• [The task]:
Reproduce the passage of the news report on Sri Lanka's pledge to resettle displaced civilians between "Sri Lanka has" and "be rebel fighters.", inclusive.

• [Text shown]:
# # # # # # #
Sri Lanka pledges to resettle displaced civilians

In this handout photograph provided by Sri Lankan President's office, Sri Lankan President Mahinda Rajapaksa, left, talks with U.N. Undersecretary General for Political Affairs B. Lynn Pascoe, right, during their meeting in Colombo, Sri Lanka, Friday, Sept. 18, 2009 Sri Lanka’s president promised Friday to send nearly 300,000 Tamil war refugees who are being held in military-run camps back to their homes in the next four months, the government said.

President Mahinda Rajapaksa made the pledge at a meeting with U.N. Undersecretary General for Political Affairs B. Lynn Pascoe amid international criticism of the government’s treatment of those displaced by the civil war with the Tamil Tiger rebels.

Rajapaksa told Pascoe he expects that new demining equipment will allow all the ethnic Tamil civilians in the camps to be resettled by the end of January, a statement from the president’s office said.

Sri Lanka has said it can’t send the displaced people home until their villages are cleared of mines and it can’t release those in the camps because of fears some of them may be rebel fighters.

About 280,000 ethnic Tamil civilians have been detained in the camps since the island nation’s civil war ended four months ago.
# # # # # # #
• [Data]:
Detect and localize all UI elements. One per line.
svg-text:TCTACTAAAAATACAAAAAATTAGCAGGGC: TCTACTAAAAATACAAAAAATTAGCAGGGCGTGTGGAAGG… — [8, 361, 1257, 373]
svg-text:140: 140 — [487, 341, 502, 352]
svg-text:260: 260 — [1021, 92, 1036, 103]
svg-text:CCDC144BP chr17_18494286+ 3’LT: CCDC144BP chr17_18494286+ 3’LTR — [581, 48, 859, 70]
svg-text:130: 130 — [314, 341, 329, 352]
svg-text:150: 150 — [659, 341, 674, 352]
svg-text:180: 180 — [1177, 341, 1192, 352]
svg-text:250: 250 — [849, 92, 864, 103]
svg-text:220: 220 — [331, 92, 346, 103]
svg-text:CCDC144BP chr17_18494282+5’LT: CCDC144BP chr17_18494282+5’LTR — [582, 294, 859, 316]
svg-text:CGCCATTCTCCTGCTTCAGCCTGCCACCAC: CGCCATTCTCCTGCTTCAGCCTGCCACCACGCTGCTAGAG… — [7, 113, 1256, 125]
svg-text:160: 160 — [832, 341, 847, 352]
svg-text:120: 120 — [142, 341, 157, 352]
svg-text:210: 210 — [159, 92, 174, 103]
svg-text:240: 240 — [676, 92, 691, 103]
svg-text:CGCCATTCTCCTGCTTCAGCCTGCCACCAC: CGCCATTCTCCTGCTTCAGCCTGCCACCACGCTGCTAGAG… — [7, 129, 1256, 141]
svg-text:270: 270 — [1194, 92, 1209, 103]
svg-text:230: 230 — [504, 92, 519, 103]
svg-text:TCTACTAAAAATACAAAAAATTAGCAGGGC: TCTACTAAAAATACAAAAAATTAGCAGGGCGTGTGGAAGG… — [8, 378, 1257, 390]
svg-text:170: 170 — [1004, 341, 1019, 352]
# # # # # # #
• [Output below]:
Sri Lanka has said it can’t send the displaced people home until their villages are cleared of mines and it can’t release those in the camps because of fears some of them may be rebel fighters.